**TASK TO COMPLETE**
Copy everything in the listing below word for word, apart from any images.

**DATASET**

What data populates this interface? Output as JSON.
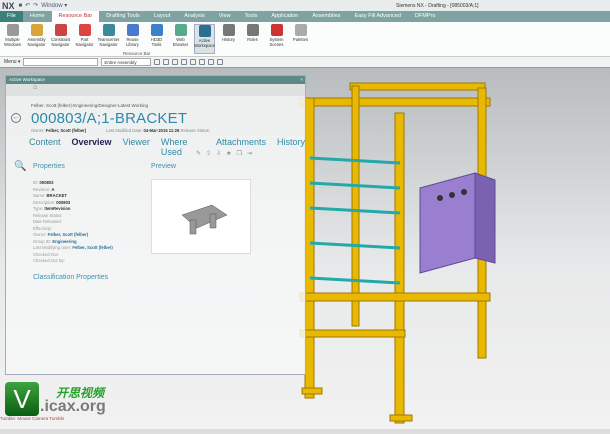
{
  "titlebar": {
    "app": "NX",
    "window_menu": "Window ▾",
    "title": "Siemens NX - Drafting - [085003/A;1]"
  },
  "tabs": [
    "File",
    "Home",
    "Resource Bar",
    "Drafting Tools",
    "Layout",
    "Analysis",
    "View",
    "Tools",
    "Application",
    "Assemblies",
    "Easy Fill Advanced",
    "DFMPro"
  ],
  "ribbon": {
    "buttons": [
      "Multiple Windows",
      "Assembly Navigator",
      "Constraint Navigator",
      "Part Navigator",
      "Teamcenter Navigator",
      "Reuse Library",
      "HD3D Tools",
      "Web Browser",
      "Active Workspace",
      "History",
      "Roles",
      "System Scenes",
      "Palettes"
    ],
    "group_label": "Resource Bar"
  },
  "toolbar": {
    "menu": "Menu ▾",
    "filter": "",
    "scope": "Entire Assembly"
  },
  "workspace": {
    "header": "Active Workspace",
    "close": "×",
    "breadcrumb": "Felber, Scott (felber)-Engineering/Designer-Latest Working",
    "title": "000803/A;1-BRACKET",
    "owner_label": "Owner:",
    "owner": "Felber, Scott (felber)",
    "modified_label": "Last Modified Date:",
    "modified": "04-Mar-2015 11:26",
    "release_label": "Release Status:",
    "tabs": [
      "Content",
      "Overview",
      "Viewer",
      "Where Used",
      "Attachments",
      "History"
    ],
    "properties_title": "Properties",
    "preview_title": "Preview",
    "properties": [
      {
        "k": "ID:",
        "v": "000803"
      },
      {
        "k": "Revision:",
        "v": "A"
      },
      {
        "k": "Name:",
        "v": "BRACKET"
      },
      {
        "k": "Description:",
        "v": "000803"
      },
      {
        "k": "Type:",
        "v": "ItemRevision"
      },
      {
        "k": "Release Status:",
        "v": ""
      },
      {
        "k": "Date Released:",
        "v": ""
      },
      {
        "k": "Effectivity:",
        "v": ""
      },
      {
        "k": "Owner:",
        "v": "Felber, Scott (felber)"
      },
      {
        "k": "Group ID:",
        "v": "Engineering"
      },
      {
        "k": "Last Modifying User:",
        "v": "Felber, Scott (felber)"
      },
      {
        "k": "Checked-Out:",
        "v": ""
      },
      {
        "k": "Checked-Out By:",
        "v": ""
      }
    ],
    "classification_title": "Classification Properties"
  },
  "status": "Tumble: Mouse Camera Tumble",
  "watermark": {
    "cn": "开思视频",
    "en": ".icax.org",
    "v": "V"
  },
  "colors": {
    "accent": "#2f8aa8",
    "frame": "#e6b800",
    "box": "#9a7fd0"
  }
}
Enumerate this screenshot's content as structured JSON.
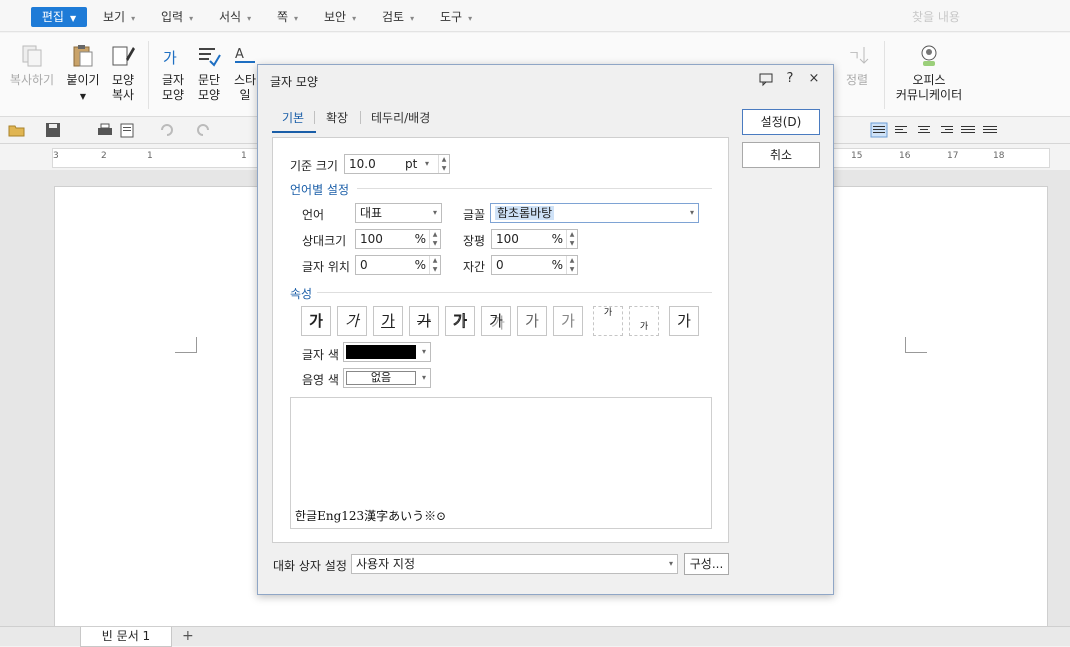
{
  "menubar": {
    "items": [
      "편집",
      "보기",
      "입력",
      "서식",
      "쪽",
      "보안",
      "검토",
      "도구"
    ],
    "find_placeholder": "찾을 내용"
  },
  "ribbon": {
    "copy": "복사하기",
    "paste": "붙이기",
    "shape_copy_1": "모양",
    "shape_copy_2": "복사",
    "char_shape_1": "글자",
    "char_shape_2": "모양",
    "para_shape_1": "문단",
    "para_shape_2": "모양",
    "style": "스타일",
    "sort": "정렬",
    "office_comm_1": "오피스",
    "office_comm_2": "커뮤니케이터"
  },
  "ruler": {
    "ticks": [
      "3",
      "2",
      "1",
      "1",
      "15",
      "16",
      "17",
      "18"
    ]
  },
  "doc_tab": "빈 문서 1",
  "dialog": {
    "title": "글자 모양",
    "help": "?",
    "close": "×",
    "tabs": [
      "기본",
      "확장",
      "테두리/배경"
    ],
    "base_size_label": "기준 크기",
    "base_size_value": "10.0",
    "base_size_unit": "pt",
    "lang_section": "언어별 설정",
    "lang_label": "언어",
    "lang_value": "대표",
    "font_label": "글꼴",
    "font_value": "함초롬바탕",
    "rel_size_label": "상대크기",
    "rel_size_value": "100",
    "width_label": "장평",
    "width_value": "100",
    "pos_label": "글자 위치",
    "pos_value": "0",
    "spacing_label": "자간",
    "spacing_value": "0",
    "percent": "%",
    "attr_section": "속성",
    "attr_glyph": "가",
    "text_color_label": "글자 색",
    "text_color": "#000000",
    "shade_color_label": "음영 색",
    "shade_color_value": "없음",
    "preview_text": "한글Eng123漢字あいう※⊙",
    "ok": "설정(D)",
    "cancel": "취소",
    "dialog_setting_label": "대화 상자 설정",
    "dialog_setting_value": "사용자 지정",
    "configure": "구성..."
  },
  "colors": {
    "accent": "#1e7bd7",
    "section": "#1a5ea8"
  }
}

**FULL RESPONSE**
What data populates this interface? Output as JSON.
{
  "titlebar": {
    "app": "NX",
    "window_menu": "Window ▾",
    "title": "Siemens NX - Drafting - [085003/A;1]"
  },
  "tabs": [
    "File",
    "Home",
    "Resource Bar",
    "Drafting Tools",
    "Layout",
    "Analysis",
    "View",
    "Tools",
    "Application",
    "Assemblies",
    "Easy Fill Advanced",
    "DFMPro"
  ],
  "ribbon": {
    "buttons": [
      "Multiple Windows",
      "Assembly Navigator",
      "Constraint Navigator",
      "Part Navigator",
      "Teamcenter Navigator",
      "Reuse Library",
      "HD3D Tools",
      "Web Browser",
      "Active Workspace",
      "History",
      "Roles",
      "System Scenes",
      "Palettes"
    ],
    "group_label": "Resource Bar"
  },
  "toolbar": {
    "menu": "Menu ▾",
    "filter": "",
    "scope": "Entire Assembly"
  },
  "workspace": {
    "header": "Active Workspace",
    "close": "×",
    "breadcrumb": "Felber, Scott (felber)-Engineering/Designer-Latest Working",
    "title": "000803/A;1-BRACKET",
    "owner_label": "Owner:",
    "owner": "Felber, Scott (felber)",
    "modified_label": "Last Modified Date:",
    "modified": "04-Mar-2015 11:26",
    "release_label": "Release Status:",
    "tabs": [
      "Content",
      "Overview",
      "Viewer",
      "Where Used",
      "Attachments",
      "History"
    ],
    "properties_title": "Properties",
    "preview_title": "Preview",
    "properties": [
      {
        "k": "ID:",
        "v": "000803"
      },
      {
        "k": "Revision:",
        "v": "A"
      },
      {
        "k": "Name:",
        "v": "BRACKET"
      },
      {
        "k": "Description:",
        "v": "000803"
      },
      {
        "k": "Type:",
        "v": "ItemRevision"
      },
      {
        "k": "Release Status:",
        "v": ""
      },
      {
        "k": "Date Released:",
        "v": ""
      },
      {
        "k": "Effectivity:",
        "v": ""
      },
      {
        "k": "Owner:",
        "v": "Felber, Scott (felber)"
      },
      {
        "k": "Group ID:",
        "v": "Engineering"
      },
      {
        "k": "Last Modifying User:",
        "v": "Felber, Scott (felber)"
      },
      {
        "k": "Checked-Out:",
        "v": ""
      },
      {
        "k": "Checked-Out By:",
        "v": ""
      }
    ],
    "classification_title": "Classification Properties"
  },
  "status": "Tumble: Mouse Camera Tumble",
  "watermark": {
    "cn": "开思视频",
    "en": ".icax.org",
    "v": "V"
  },
  "colors": {
    "accent": "#2f8aa8",
    "frame": "#e6b800",
    "box": "#9a7fd0"
  }
}
Enumerate this screenshot's content as structured JSON.
{
  "menubar": {
    "items": [
      "편집",
      "보기",
      "입력",
      "서식",
      "쪽",
      "보안",
      "검토",
      "도구"
    ],
    "find_placeholder": "찾을 내용"
  },
  "ribbon": {
    "copy": "복사하기",
    "paste": "붙이기",
    "shape_copy_1": "모양",
    "shape_copy_2": "복사",
    "char_shape_1": "글자",
    "char_shape_2": "모양",
    "para_shape_1": "문단",
    "para_shape_2": "모양",
    "style": "스타일",
    "sort": "정렬",
    "office_comm_1": "오피스",
    "office_comm_2": "커뮤니케이터"
  },
  "ruler": {
    "ticks": [
      "3",
      "2",
      "1",
      "1",
      "15",
      "16",
      "17",
      "18"
    ]
  },
  "doc_tab": "빈 문서 1",
  "dialog": {
    "title": "글자 모양",
    "help": "?",
    "close": "×",
    "tabs": [
      "기본",
      "확장",
      "테두리/배경"
    ],
    "base_size_label": "기준 크기",
    "base_size_value": "10.0",
    "base_size_unit": "pt",
    "lang_section": "언어별 설정",
    "lang_label": "언어",
    "lang_value": "대표",
    "font_label": "글꼴",
    "font_value": "함초롬바탕",
    "rel_size_label": "상대크기",
    "rel_size_value": "100",
    "width_label": "장평",
    "width_value": "100",
    "pos_label": "글자 위치",
    "pos_value": "0",
    "spacing_label": "자간",
    "spacing_value": "0",
    "percent": "%",
    "attr_section": "속성",
    "attr_glyph": "가",
    "text_color_label": "글자 색",
    "text_color": "#000000",
    "shade_color_label": "음영 색",
    "shade_color_value": "없음",
    "preview_text": "한글Eng123漢字あいう※⊙",
    "ok": "설정(D)",
    "cancel": "취소",
    "dialog_setting_label": "대화 상자 설정",
    "dialog_setting_value": "사용자 지정",
    "configure": "구성..."
  },
  "colors": {
    "accent": "#1e7bd7",
    "section": "#1a5ea8"
  }
}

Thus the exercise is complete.